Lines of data
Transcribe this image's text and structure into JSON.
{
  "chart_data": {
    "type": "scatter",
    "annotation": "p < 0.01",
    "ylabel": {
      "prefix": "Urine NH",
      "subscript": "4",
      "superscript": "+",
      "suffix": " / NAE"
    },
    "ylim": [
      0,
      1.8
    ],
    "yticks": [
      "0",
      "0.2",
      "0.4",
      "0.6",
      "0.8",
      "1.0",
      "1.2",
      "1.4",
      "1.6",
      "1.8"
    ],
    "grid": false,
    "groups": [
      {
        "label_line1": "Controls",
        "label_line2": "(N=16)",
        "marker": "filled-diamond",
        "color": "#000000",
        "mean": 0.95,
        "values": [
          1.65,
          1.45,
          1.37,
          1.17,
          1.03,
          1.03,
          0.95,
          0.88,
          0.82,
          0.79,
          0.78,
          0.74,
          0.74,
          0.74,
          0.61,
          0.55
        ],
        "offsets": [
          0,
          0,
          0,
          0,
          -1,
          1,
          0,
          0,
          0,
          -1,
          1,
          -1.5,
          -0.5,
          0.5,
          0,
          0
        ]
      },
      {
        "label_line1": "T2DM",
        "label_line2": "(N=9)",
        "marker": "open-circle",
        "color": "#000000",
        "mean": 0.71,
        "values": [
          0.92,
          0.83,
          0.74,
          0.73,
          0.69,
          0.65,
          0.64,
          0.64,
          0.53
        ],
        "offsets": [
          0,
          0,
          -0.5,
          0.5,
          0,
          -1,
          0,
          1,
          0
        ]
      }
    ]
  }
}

--- What is asked ---
Emit the records above again, exactly, with no line skipped.

--- Output ---
Transcribe this image's text and structure into JSON.
{
  "chart_data": {
    "type": "scatter",
    "annotation": "p < 0.01",
    "ylabel": {
      "prefix": "Urine NH",
      "subscript": "4",
      "superscript": "+",
      "suffix": " / NAE"
    },
    "ylim": [
      0,
      1.8
    ],
    "yticks": [
      "0",
      "0.2",
      "0.4",
      "0.6",
      "0.8",
      "1.0",
      "1.2",
      "1.4",
      "1.6",
      "1.8"
    ],
    "grid": false,
    "groups": [
      {
        "label_line1": "Controls",
        "label_line2": "(N=16)",
        "marker": "filled-diamond",
        "color": "#000000",
        "mean": 0.95,
        "values": [
          1.65,
          1.45,
          1.37,
          1.17,
          1.03,
          1.03,
          0.95,
          0.88,
          0.82,
          0.79,
          0.78,
          0.74,
          0.74,
          0.74,
          0.61,
          0.55
        ],
        "offsets": [
          0,
          0,
          0,
          0,
          -1,
          1,
          0,
          0,
          0,
          -1,
          1,
          -1.5,
          -0.5,
          0.5,
          0,
          0
        ]
      },
      {
        "label_line1": "T2DM",
        "label_line2": "(N=9)",
        "marker": "open-circle",
        "color": "#000000",
        "mean": 0.71,
        "values": [
          0.92,
          0.83,
          0.74,
          0.73,
          0.69,
          0.65,
          0.64,
          0.64,
          0.53
        ],
        "offsets": [
          0,
          0,
          -0.5,
          0.5,
          0,
          -1,
          0,
          1,
          0
        ]
      }
    ]
  }
}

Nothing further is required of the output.